▸ GIVEN EXERCISE: Copy all lines holding the word "Potential" from the entries.

-- Start RECORDS FOR PROCESSING --

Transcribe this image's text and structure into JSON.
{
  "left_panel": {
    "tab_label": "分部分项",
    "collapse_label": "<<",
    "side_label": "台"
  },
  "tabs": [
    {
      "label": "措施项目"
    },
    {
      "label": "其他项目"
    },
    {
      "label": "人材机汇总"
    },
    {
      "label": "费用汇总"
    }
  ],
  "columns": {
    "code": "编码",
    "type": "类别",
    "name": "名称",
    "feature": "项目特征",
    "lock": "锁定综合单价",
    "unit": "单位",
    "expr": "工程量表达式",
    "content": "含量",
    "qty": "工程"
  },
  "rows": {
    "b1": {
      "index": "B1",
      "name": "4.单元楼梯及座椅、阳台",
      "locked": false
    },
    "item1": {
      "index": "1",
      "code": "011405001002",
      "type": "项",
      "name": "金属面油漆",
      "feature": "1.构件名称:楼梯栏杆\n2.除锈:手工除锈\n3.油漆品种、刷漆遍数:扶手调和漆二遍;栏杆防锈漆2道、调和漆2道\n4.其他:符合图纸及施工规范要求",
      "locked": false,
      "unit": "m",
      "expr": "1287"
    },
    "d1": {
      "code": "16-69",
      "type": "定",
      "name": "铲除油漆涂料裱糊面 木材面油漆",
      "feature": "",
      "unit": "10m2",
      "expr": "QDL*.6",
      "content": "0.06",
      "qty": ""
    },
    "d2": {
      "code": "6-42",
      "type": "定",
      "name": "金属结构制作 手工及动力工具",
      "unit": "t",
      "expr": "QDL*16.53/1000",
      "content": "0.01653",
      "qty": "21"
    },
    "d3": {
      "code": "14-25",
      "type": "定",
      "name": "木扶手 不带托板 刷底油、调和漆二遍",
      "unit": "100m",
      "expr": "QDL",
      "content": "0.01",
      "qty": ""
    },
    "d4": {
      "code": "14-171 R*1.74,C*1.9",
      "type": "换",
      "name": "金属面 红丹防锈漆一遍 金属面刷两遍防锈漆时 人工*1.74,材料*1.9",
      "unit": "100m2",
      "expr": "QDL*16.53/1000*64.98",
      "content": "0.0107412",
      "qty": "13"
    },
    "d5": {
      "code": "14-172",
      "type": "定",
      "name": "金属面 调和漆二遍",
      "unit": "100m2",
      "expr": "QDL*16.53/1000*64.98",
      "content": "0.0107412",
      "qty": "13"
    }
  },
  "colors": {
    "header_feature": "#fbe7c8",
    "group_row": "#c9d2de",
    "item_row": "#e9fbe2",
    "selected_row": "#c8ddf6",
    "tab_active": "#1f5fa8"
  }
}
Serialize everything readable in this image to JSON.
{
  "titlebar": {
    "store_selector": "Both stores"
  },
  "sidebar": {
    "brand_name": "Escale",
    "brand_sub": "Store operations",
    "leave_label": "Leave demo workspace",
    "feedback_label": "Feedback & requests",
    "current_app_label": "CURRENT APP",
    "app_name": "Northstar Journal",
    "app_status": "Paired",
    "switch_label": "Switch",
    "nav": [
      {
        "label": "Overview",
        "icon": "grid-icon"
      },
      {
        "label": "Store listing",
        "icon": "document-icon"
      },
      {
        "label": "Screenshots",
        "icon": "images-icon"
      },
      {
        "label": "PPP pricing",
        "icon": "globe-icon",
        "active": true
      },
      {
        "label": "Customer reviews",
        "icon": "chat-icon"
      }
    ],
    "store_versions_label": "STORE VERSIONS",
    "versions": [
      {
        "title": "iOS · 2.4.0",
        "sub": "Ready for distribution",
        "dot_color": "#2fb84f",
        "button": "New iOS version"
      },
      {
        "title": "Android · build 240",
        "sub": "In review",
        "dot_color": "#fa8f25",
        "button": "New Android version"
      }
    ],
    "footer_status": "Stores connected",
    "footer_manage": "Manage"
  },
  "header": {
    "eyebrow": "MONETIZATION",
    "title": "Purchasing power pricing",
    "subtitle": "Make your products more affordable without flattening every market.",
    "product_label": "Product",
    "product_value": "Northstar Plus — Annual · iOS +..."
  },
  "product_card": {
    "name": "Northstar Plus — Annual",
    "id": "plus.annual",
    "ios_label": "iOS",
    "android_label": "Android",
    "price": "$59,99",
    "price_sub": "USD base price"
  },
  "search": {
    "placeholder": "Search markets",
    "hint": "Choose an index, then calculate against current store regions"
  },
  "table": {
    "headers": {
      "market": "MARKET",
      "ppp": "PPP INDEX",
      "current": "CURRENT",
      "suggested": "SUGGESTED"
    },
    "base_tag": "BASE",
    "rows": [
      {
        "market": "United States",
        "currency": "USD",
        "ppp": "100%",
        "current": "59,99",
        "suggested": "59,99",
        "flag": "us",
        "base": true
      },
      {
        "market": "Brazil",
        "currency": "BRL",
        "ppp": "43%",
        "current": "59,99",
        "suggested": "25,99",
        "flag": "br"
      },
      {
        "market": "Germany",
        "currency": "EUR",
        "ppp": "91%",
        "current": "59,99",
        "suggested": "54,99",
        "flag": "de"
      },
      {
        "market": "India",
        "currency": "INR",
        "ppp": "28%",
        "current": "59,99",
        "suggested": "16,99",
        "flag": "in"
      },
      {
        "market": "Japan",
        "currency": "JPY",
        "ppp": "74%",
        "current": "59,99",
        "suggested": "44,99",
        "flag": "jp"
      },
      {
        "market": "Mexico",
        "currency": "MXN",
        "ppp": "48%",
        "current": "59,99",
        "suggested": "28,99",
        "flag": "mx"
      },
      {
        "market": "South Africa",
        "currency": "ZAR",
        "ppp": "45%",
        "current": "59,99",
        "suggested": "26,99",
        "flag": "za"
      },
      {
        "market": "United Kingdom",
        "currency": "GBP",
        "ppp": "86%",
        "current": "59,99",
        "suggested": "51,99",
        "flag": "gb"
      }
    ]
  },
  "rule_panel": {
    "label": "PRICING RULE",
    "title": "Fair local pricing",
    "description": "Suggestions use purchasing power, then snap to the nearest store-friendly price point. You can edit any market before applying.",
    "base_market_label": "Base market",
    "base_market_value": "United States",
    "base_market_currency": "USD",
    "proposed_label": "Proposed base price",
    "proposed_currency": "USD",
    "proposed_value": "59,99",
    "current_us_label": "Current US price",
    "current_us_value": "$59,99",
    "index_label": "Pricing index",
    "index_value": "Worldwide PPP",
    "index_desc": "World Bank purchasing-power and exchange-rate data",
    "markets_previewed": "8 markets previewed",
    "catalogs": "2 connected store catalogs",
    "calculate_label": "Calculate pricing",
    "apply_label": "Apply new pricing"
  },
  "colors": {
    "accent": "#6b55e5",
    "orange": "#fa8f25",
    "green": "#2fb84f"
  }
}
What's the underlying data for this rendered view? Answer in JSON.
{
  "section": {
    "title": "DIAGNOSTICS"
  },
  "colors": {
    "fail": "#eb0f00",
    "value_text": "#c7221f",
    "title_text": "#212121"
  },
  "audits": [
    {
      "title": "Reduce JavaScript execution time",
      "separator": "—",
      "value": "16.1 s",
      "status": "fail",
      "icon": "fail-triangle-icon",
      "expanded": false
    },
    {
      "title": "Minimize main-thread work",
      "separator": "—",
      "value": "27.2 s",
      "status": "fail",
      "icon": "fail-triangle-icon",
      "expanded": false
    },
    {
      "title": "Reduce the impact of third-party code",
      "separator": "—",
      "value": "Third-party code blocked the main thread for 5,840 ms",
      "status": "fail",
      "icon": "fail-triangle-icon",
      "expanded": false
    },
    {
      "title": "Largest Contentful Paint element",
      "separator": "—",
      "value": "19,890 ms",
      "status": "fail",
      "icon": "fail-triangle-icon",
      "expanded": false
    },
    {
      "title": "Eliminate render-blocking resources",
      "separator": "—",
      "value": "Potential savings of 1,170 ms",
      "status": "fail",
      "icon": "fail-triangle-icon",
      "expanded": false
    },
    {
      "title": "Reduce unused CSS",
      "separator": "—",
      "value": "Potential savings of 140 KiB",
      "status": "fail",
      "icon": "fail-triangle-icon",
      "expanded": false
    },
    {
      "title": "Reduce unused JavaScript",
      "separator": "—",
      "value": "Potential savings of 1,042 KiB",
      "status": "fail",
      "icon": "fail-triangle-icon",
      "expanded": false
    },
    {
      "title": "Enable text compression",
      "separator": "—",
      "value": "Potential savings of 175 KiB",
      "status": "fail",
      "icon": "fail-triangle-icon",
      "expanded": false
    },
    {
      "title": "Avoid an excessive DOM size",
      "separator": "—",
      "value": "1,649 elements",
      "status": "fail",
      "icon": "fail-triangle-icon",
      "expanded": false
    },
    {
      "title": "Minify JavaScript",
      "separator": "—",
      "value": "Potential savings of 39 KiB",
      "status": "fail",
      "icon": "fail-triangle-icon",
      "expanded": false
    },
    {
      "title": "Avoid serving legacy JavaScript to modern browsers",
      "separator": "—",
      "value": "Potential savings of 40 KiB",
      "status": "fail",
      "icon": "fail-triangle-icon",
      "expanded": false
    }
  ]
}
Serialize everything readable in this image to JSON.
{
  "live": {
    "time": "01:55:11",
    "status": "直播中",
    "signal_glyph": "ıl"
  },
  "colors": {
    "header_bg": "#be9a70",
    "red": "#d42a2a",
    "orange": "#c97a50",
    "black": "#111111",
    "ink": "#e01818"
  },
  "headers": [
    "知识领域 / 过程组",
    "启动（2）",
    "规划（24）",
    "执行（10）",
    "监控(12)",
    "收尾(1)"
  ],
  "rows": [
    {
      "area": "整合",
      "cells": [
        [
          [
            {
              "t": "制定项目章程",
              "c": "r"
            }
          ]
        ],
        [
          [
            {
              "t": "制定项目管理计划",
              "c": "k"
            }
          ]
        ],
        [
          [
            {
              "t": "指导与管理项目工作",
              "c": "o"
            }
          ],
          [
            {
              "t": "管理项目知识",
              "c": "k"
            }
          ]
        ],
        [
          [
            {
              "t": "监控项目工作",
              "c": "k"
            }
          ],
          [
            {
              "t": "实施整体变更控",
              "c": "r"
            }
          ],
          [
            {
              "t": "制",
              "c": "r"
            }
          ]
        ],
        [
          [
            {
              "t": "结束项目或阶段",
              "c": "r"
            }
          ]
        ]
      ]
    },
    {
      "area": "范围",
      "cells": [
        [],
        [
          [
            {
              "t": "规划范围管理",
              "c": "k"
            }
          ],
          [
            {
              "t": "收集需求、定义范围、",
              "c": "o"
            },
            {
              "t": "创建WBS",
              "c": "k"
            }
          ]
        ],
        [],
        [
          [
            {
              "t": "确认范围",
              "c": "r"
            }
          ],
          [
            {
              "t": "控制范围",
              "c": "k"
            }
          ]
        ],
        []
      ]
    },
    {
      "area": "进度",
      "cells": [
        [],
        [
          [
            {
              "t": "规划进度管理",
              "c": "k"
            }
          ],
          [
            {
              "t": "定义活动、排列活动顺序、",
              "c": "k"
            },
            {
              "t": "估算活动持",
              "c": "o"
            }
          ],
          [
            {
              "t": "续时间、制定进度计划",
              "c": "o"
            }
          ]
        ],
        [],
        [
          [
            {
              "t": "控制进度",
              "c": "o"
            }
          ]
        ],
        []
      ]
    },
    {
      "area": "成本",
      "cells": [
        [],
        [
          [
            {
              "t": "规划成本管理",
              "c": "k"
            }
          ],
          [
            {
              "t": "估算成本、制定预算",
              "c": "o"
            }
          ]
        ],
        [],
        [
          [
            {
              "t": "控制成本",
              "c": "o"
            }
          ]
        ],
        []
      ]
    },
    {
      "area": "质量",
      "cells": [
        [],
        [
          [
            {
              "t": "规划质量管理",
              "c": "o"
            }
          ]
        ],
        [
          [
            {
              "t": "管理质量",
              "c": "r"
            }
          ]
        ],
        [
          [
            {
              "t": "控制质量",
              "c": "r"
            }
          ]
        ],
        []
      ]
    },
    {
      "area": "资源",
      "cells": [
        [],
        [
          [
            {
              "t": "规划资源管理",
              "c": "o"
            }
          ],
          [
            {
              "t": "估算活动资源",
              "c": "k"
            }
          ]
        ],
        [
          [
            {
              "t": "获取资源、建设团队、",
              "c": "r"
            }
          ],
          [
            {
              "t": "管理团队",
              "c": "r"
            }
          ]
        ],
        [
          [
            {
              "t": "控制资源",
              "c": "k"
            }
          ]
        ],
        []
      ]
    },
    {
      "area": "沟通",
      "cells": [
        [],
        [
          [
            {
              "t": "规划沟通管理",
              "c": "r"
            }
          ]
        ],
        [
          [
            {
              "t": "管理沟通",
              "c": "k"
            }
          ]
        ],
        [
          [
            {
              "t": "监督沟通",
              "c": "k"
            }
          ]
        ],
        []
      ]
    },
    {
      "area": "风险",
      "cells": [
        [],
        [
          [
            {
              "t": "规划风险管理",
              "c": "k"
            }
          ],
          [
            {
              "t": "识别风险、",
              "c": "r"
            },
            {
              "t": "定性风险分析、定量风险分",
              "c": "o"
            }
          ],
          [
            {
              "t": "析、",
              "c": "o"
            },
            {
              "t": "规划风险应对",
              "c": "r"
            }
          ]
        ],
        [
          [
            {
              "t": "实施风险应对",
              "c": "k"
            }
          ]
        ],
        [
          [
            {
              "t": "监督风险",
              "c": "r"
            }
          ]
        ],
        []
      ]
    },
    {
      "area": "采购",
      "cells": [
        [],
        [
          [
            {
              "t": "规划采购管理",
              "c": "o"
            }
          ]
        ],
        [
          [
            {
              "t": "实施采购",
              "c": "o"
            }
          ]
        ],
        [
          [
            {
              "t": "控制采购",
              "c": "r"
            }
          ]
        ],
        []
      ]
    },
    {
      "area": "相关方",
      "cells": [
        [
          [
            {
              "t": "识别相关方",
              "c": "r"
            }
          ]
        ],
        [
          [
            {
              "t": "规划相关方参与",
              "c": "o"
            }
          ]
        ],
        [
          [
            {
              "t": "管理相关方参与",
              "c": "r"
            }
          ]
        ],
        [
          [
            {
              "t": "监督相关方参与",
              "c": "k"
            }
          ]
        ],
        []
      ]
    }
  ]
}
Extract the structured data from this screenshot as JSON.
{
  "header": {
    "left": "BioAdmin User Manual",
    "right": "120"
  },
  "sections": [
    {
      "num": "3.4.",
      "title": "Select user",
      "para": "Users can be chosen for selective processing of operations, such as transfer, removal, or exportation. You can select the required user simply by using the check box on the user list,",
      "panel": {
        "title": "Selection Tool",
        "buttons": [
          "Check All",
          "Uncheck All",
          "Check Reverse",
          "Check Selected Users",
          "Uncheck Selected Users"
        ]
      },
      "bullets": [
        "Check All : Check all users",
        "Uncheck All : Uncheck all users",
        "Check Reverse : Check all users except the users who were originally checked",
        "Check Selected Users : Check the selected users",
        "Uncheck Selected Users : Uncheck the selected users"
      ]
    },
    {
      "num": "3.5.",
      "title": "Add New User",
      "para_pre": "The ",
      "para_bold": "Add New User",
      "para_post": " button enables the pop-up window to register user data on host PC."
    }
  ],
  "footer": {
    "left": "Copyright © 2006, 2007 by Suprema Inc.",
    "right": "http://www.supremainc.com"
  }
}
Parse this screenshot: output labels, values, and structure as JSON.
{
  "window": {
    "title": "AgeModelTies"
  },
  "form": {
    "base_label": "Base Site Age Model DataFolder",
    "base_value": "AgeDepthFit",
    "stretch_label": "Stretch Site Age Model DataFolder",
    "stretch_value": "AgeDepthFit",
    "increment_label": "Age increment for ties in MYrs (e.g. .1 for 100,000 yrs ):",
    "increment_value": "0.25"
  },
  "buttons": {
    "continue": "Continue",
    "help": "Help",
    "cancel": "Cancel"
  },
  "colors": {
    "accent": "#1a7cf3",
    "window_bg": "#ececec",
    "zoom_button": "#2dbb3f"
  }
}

-- End RECORDS FOR PROCESSING --

▸ EXERCISE OUTPUT:
      "value": "Potential savings of 1,170 ms",
      "value": "Potential savings of 140 KiB",
      "value": "Potential savings of 1,042 KiB",
      "value": "Potential savings of 175 KiB",
      "value": "Potential savings of 39 KiB",
      "value": "Potential savings of 40 KiB",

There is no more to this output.